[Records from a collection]
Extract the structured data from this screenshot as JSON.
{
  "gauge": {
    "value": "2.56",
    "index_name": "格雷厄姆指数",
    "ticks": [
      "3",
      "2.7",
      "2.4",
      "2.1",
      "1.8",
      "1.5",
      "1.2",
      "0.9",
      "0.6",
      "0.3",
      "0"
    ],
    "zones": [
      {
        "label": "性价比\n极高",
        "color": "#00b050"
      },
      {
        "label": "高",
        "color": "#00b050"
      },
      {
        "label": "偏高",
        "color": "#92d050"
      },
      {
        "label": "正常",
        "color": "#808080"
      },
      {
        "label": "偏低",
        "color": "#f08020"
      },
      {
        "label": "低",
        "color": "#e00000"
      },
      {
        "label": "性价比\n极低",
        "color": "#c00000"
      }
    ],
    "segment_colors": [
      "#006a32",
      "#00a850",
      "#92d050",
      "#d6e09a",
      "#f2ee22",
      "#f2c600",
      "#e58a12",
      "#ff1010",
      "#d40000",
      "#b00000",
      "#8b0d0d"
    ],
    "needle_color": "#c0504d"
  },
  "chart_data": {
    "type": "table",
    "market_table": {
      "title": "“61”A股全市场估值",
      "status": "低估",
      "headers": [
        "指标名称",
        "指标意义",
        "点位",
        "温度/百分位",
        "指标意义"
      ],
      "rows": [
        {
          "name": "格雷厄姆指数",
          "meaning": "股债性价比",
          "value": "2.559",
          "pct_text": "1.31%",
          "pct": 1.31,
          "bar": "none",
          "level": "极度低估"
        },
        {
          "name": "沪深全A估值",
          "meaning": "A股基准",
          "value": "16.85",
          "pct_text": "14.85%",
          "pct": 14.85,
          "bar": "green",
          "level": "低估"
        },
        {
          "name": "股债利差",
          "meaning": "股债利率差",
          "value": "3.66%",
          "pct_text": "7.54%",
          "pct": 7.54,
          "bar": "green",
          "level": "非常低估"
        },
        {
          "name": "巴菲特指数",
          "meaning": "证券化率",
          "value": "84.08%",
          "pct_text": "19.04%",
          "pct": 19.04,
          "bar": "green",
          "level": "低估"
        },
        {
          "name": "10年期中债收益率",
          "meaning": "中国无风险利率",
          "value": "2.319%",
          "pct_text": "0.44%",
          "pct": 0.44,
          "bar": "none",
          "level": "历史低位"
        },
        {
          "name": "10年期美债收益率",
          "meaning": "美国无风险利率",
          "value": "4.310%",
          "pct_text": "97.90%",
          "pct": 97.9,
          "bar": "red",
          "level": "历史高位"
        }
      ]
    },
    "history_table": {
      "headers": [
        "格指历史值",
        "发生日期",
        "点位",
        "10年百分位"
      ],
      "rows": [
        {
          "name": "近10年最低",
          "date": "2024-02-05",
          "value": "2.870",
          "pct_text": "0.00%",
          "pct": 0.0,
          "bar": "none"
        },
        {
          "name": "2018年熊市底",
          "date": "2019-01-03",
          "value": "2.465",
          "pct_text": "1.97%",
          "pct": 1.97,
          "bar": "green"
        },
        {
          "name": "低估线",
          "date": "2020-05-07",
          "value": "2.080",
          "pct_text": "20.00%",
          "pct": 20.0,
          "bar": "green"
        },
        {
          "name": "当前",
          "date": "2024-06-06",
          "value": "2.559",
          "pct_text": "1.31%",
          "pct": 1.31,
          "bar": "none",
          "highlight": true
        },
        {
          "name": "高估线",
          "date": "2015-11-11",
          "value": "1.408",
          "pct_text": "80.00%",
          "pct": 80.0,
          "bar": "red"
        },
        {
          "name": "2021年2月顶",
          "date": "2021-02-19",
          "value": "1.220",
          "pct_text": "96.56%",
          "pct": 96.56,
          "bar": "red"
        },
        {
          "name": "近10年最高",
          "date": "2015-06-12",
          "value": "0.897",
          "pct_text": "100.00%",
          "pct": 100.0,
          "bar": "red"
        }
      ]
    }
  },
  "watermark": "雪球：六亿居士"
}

Request
Reproduce the entries above in full, verbatim.

Output
Extract the structured data from this screenshot as JSON.
{
  "gauge": {
    "value": "2.56",
    "index_name": "格雷厄姆指数",
    "ticks": [
      "3",
      "2.7",
      "2.4",
      "2.1",
      "1.8",
      "1.5",
      "1.2",
      "0.9",
      "0.6",
      "0.3",
      "0"
    ],
    "zones": [
      {
        "label": "性价比\n极高",
        "color": "#00b050"
      },
      {
        "label": "高",
        "color": "#00b050"
      },
      {
        "label": "偏高",
        "color": "#92d050"
      },
      {
        "label": "正常",
        "color": "#808080"
      },
      {
        "label": "偏低",
        "color": "#f08020"
      },
      {
        "label": "低",
        "color": "#e00000"
      },
      {
        "label": "性价比\n极低",
        "color": "#c00000"
      }
    ],
    "segment_colors": [
      "#006a32",
      "#00a850",
      "#92d050",
      "#d6e09a",
      "#f2ee22",
      "#f2c600",
      "#e58a12",
      "#ff1010",
      "#d40000",
      "#b00000",
      "#8b0d0d"
    ],
    "needle_color": "#c0504d"
  },
  "chart_data": {
    "type": "table",
    "market_table": {
      "title": "“61”A股全市场估值",
      "status": "低估",
      "headers": [
        "指标名称",
        "指标意义",
        "点位",
        "温度/百分位",
        "指标意义"
      ],
      "rows": [
        {
          "name": "格雷厄姆指数",
          "meaning": "股债性价比",
          "value": "2.559",
          "pct_text": "1.31%",
          "pct": 1.31,
          "bar": "none",
          "level": "极度低估"
        },
        {
          "name": "沪深全A估值",
          "meaning": "A股基准",
          "value": "16.85",
          "pct_text": "14.85%",
          "pct": 14.85,
          "bar": "green",
          "level": "低估"
        },
        {
          "name": "股债利差",
          "meaning": "股债利率差",
          "value": "3.66%",
          "pct_text": "7.54%",
          "pct": 7.54,
          "bar": "green",
          "level": "非常低估"
        },
        {
          "name": "巴菲特指数",
          "meaning": "证券化率",
          "value": "84.08%",
          "pct_text": "19.04%",
          "pct": 19.04,
          "bar": "green",
          "level": "低估"
        },
        {
          "name": "10年期中债收益率",
          "meaning": "中国无风险利率",
          "value": "2.319%",
          "pct_text": "0.44%",
          "pct": 0.44,
          "bar": "none",
          "level": "历史低位"
        },
        {
          "name": "10年期美债收益率",
          "meaning": "美国无风险利率",
          "value": "4.310%",
          "pct_text": "97.90%",
          "pct": 97.9,
          "bar": "red",
          "level": "历史高位"
        }
      ]
    },
    "history_table": {
      "headers": [
        "格指历史值",
        "发生日期",
        "点位",
        "10年百分位"
      ],
      "rows": [
        {
          "name": "近10年最低",
          "date": "2024-02-05",
          "value": "2.870",
          "pct_text": "0.00%",
          "pct": 0.0,
          "bar": "none"
        },
        {
          "name": "2018年熊市底",
          "date": "2019-01-03",
          "value": "2.465",
          "pct_text": "1.97%",
          "pct": 1.97,
          "bar": "green"
        },
        {
          "name": "低估线",
          "date": "2020-05-07",
          "value": "2.080",
          "pct_text": "20.00%",
          "pct": 20.0,
          "bar": "green"
        },
        {
          "name": "当前",
          "date": "2024-06-06",
          "value": "2.559",
          "pct_text": "1.31%",
          "pct": 1.31,
          "bar": "none",
          "highlight": true
        },
        {
          "name": "高估线",
          "date": "2015-11-11",
          "value": "1.408",
          "pct_text": "80.00%",
          "pct": 80.0,
          "bar": "red"
        },
        {
          "name": "2021年2月顶",
          "date": "2021-02-19",
          "value": "1.220",
          "pct_text": "96.56%",
          "pct": 96.56,
          "bar": "red"
        },
        {
          "name": "近10年最高",
          "date": "2015-06-12",
          "value": "0.897",
          "pct_text": "100.00%",
          "pct": 100.0,
          "bar": "red"
        }
      ]
    }
  },
  "watermark": "雪球：六亿居士"
}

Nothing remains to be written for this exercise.